*THE EXERCISE:* Each entry below is to be extracted exactly.

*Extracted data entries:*
▼▼▼

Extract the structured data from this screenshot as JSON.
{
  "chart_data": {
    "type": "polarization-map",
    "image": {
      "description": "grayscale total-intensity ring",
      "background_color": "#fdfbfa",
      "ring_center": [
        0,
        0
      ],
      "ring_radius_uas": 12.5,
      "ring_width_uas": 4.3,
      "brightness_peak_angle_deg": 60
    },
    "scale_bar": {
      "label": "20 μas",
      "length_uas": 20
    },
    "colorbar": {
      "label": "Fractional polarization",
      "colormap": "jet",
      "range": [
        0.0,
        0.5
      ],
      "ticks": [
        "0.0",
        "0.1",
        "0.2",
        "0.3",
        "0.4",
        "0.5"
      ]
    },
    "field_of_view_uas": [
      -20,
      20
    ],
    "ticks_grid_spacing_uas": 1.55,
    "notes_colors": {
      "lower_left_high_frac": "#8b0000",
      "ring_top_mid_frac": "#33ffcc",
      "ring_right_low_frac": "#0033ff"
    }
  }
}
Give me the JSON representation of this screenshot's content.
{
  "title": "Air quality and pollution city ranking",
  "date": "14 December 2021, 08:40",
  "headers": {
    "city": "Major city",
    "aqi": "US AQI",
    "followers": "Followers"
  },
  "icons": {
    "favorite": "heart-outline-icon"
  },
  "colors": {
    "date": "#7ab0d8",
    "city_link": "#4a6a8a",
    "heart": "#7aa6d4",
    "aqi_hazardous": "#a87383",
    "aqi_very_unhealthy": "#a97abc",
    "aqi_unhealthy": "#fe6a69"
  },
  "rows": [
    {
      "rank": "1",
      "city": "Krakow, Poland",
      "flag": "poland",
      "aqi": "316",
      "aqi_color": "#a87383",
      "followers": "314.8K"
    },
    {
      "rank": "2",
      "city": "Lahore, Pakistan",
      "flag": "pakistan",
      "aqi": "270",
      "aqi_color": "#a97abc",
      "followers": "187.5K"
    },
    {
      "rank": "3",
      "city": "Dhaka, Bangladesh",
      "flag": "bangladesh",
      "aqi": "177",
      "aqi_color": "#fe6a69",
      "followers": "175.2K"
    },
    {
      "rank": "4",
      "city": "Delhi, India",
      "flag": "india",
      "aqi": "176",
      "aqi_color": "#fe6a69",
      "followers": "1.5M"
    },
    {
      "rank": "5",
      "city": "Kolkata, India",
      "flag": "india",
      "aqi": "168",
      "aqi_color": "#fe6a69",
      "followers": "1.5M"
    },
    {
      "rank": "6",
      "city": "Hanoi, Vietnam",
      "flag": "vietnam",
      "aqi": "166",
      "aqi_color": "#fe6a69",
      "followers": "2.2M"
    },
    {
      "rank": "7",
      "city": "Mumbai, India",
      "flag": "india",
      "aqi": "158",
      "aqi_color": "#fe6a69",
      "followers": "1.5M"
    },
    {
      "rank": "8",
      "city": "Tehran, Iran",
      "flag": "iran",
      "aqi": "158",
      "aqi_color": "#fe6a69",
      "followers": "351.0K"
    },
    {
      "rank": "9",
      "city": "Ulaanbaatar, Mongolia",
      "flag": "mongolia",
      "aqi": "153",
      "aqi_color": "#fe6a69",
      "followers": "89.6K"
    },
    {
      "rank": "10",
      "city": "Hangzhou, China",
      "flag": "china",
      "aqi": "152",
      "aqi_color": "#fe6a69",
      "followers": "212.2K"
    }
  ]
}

▲▲▲

*THE ANSWER:*
Extract the structured data from this screenshot as JSON.
{
  "chart_data": {
    "type": "polarization-map",
    "image": {
      "description": "grayscale total-intensity ring",
      "background_color": "#fdfbfa",
      "ring_center": [
        0,
        0
      ],
      "ring_radius_uas": 12.5,
      "ring_width_uas": 4.3,
      "brightness_peak_angle_deg": 60
    },
    "scale_bar": {
      "label": "20 μas",
      "length_uas": 20
    },
    "colorbar": {
      "label": "Fractional polarization",
      "colormap": "jet",
      "range": [
        0.0,
        0.5
      ],
      "ticks": [
        "0.0",
        "0.1",
        "0.2",
        "0.3",
        "0.4",
        "0.5"
      ]
    },
    "field_of_view_uas": [
      -20,
      20
    ],
    "ticks_grid_spacing_uas": 1.55,
    "notes_colors": {
      "lower_left_high_frac": "#8b0000",
      "ring_top_mid_frac": "#33ffcc",
      "ring_right_low_frac": "#0033ff"
    }
  }
}
Give me the JSON representation of this screenshot's content.
{
  "title": "Air quality and pollution city ranking",
  "date": "14 December 2021, 08:40",
  "headers": {
    "city": "Major city",
    "aqi": "US AQI",
    "followers": "Followers"
  },
  "icons": {
    "favorite": "heart-outline-icon"
  },
  "colors": {
    "date": "#7ab0d8",
    "city_link": "#4a6a8a",
    "heart": "#7aa6d4",
    "aqi_hazardous": "#a87383",
    "aqi_very_unhealthy": "#a97abc",
    "aqi_unhealthy": "#fe6a69"
  },
  "rows": [
    {
      "rank": "1",
      "city": "Krakow, Poland",
      "flag": "poland",
      "aqi": "316",
      "aqi_color": "#a87383",
      "followers": "314.8K"
    },
    {
      "rank": "2",
      "city": "Lahore, Pakistan",
      "flag": "pakistan",
      "aqi": "270",
      "aqi_color": "#a97abc",
      "followers": "187.5K"
    },
    {
      "rank": "3",
      "city": "Dhaka, Bangladesh",
      "flag": "bangladesh",
      "aqi": "177",
      "aqi_color": "#fe6a69",
      "followers": "175.2K"
    },
    {
      "rank": "4",
      "city": "Delhi, India",
      "flag": "india",
      "aqi": "176",
      "aqi_color": "#fe6a69",
      "followers": "1.5M"
    },
    {
      "rank": "5",
      "city": "Kolkata, India",
      "flag": "india",
      "aqi": "168",
      "aqi_color": "#fe6a69",
      "followers": "1.5M"
    },
    {
      "rank": "6",
      "city": "Hanoi, Vietnam",
      "flag": "vietnam",
      "aqi": "166",
      "aqi_color": "#fe6a69",
      "followers": "2.2M"
    },
    {
      "rank": "7",
      "city": "Mumbai, India",
      "flag": "india",
      "aqi": "158",
      "aqi_color": "#fe6a69",
      "followers": "1.5M"
    },
    {
      "rank": "8",
      "city": "Tehran, Iran",
      "flag": "iran",
      "aqi": "158",
      "aqi_color": "#fe6a69",
      "followers": "351.0K"
    },
    {
      "rank": "9",
      "city": "Ulaanbaatar, Mongolia",
      "flag": "mongolia",
      "aqi": "153",
      "aqi_color": "#fe6a69",
      "followers": "89.6K"
    },
    {
      "rank": "10",
      "city": "Hangzhou, China",
      "flag": "china",
      "aqi": "152",
      "aqi_color": "#fe6a69",
      "followers": "212.2K"
    }
  ]
}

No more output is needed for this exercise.